Stated problem:
Please answer from the excerpt on syntax and semantics: which field do the words "syntax" and "semantics" come from?

So when I hear “syntax”, I think “oh sure. I know what that is. It’s the grammar of a programming language. The string, or more often the tree structure, used to represent the program text.”. And that led me to misunderstand half of programming languages research.

The First Meaning of Syntax

Syntax has two meanings in programming languages, and both meanings can frequently be found in the same paper.

The first meaning is the one I gave above. I could give a definition of the syntax (in the first sense) of the lambda-calculus as follows.

e ::= x | (lambda (x) e) | (e e)

Ah. Beautiful syntax.

If we were following a standard text, such as Harper’s Practical Foundation for Programming Languages (2nd ed), we might next define the “semantics” of this “syntax”. We might define the “static semantics”, i.e., the type system or binding rules, then the “dynamic semantics”, i.e., the rules governing the evaluation behaviour of the syntax. For example, I might write the following small-step operational semantics.

((lambda (x) e) e') -> e[x := e']

Ah. Beautiful semantics.

Except, everything I wrote above, reduction rule included, is also syntax and not semantics.

Historical Interlude

The words “syntax” and “semantics” come from mathematical logic.

In that context, “syntax” describes sentences, statements, symbols, formulas, etc, without respect to any meaning. You can write down a logical formula say as "∀ X.P(X, A)" (where “A” is a logical constant, “X” is a variable, “P” is a proposition), and it has no meaning; it’s mere syntax. It might be true, or might be false, depending on its interpretation of “P”, “A”, and "∀". I could say that it means “all leaves are green”, which would be false. A more relevant example for PL might be the syntax ((lambda (x) x+1) 2) = 3, which I would certainly like to be true, but it very much depends on what I mean. If + means string append as in JavaScript, then the statement is false since ''.concat(1, 2) = '12'. Wikipedia is a good start for trying to understand this history of the word “syntax”: https://en.wikipedia.org/wiki/Syntax_(logic)

By contrast, in that same context, “semantics” is the means by which syntax is given an interpretation. Perhaps the most widely used approach to providing an interpretation of syntax is model theory, which I never learned. In model theory, we start with a “syntax” (or “theory”). This theory is a collection of constants, function symbols, and predicate symbols. A model then is a map from the uninterpreted syntax to some interpretation that preserves relationships. I’ll say more of this in a later post, but for now, consider the following example. I might provide a model of our earlier example that interprets + as ''.concat, and = is mapped to, say ===. This preserves relationships, if all my constants are mapped to strings. Wikipedia is a good source for this history too: https://en.wikipedia.org/wiki/Semantics_of_logic.

When Semantics is the Syntax

What’s interesting about this history is how it was adopted in programming languages, and evolved in two different ways. On the one hand, a programming language grammar is syntax, in the sense of being uninterpreted statements. That syntax can be given a semantics, an interpretation, by using operation semantics (this is the sense in which operational semantics is a semantics). The operational semantics provides an interpretation to our grammar.

But, in another sense, the grammar, typing rules, and evaluation rules (the “syntax”, “static semantics”, and “dynamic semantics”) are mere syntax, in the older logical sense. They are a theory, in the model-theoretic sense. To see why, we must understand what the earlier example ((lambda (x) x+1) 2) = 3 means. Or in fact, realize that it doesn’t mean anything at all.

Extracted information:
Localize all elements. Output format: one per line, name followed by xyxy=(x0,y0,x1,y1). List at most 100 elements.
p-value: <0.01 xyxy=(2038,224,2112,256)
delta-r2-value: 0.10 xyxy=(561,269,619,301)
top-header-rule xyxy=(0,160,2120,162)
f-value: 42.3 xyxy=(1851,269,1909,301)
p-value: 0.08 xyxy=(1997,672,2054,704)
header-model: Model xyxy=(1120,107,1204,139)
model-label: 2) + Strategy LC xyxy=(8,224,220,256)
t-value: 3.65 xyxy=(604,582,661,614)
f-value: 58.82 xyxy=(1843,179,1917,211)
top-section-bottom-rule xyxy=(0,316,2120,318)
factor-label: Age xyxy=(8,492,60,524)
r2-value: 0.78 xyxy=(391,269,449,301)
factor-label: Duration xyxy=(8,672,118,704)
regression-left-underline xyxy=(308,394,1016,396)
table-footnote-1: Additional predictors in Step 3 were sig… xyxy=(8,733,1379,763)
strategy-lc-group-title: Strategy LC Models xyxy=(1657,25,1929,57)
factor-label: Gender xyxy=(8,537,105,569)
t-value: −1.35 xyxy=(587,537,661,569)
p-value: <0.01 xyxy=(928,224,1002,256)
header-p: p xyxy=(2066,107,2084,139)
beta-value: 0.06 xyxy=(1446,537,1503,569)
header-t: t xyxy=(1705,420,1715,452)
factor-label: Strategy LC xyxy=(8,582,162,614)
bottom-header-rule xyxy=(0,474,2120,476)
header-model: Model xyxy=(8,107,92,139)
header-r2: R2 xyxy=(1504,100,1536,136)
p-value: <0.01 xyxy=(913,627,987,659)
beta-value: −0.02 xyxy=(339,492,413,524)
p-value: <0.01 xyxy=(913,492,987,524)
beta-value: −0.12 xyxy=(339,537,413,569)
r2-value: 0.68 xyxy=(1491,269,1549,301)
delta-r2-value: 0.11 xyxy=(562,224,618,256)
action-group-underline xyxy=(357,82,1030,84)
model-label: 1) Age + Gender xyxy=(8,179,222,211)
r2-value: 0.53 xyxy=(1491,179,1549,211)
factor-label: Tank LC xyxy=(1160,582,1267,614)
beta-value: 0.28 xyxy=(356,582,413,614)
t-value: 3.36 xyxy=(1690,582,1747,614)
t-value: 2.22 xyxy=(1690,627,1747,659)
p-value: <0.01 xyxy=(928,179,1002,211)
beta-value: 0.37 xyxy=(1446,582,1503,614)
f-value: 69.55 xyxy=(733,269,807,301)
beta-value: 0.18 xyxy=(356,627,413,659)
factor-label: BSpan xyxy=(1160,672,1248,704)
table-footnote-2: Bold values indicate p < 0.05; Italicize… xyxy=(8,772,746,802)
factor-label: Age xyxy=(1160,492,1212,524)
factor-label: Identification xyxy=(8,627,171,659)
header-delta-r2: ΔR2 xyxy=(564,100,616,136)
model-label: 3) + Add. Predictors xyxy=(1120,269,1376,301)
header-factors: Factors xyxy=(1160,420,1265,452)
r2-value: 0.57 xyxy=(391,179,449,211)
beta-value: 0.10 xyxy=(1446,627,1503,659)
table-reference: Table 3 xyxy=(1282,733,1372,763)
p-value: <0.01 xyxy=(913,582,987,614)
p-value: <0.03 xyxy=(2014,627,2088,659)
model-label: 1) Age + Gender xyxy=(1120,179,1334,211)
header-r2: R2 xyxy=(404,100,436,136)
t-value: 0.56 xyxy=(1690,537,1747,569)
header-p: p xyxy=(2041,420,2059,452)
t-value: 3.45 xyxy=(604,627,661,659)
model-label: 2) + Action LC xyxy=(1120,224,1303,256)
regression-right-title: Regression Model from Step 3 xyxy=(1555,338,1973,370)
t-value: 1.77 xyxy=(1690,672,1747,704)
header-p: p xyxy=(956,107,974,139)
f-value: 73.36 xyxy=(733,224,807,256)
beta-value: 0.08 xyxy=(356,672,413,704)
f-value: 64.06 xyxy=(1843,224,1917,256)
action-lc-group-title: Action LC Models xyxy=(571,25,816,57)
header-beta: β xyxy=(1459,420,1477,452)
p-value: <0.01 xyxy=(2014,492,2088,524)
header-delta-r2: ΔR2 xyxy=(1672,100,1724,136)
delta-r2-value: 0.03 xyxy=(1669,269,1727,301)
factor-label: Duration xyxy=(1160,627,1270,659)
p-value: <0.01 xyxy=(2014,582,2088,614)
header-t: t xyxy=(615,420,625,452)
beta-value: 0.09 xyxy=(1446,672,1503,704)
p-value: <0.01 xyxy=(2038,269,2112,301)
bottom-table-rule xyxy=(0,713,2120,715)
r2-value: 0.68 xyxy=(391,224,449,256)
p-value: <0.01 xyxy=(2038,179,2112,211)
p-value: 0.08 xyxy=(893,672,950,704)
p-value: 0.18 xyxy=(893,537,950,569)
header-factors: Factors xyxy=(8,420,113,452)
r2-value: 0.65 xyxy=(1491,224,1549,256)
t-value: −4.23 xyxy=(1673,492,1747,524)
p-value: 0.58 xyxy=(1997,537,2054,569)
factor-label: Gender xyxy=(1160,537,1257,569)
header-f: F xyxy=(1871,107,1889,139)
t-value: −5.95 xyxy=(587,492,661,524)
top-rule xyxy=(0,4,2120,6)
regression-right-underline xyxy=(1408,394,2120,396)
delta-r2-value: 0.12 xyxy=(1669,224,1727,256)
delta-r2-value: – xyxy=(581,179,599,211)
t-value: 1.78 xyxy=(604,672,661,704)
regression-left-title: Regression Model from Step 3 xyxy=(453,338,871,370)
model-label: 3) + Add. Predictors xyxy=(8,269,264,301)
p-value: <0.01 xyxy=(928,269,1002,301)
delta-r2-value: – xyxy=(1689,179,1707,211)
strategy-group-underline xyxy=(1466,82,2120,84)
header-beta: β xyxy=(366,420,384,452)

The response:
Mathematical logic.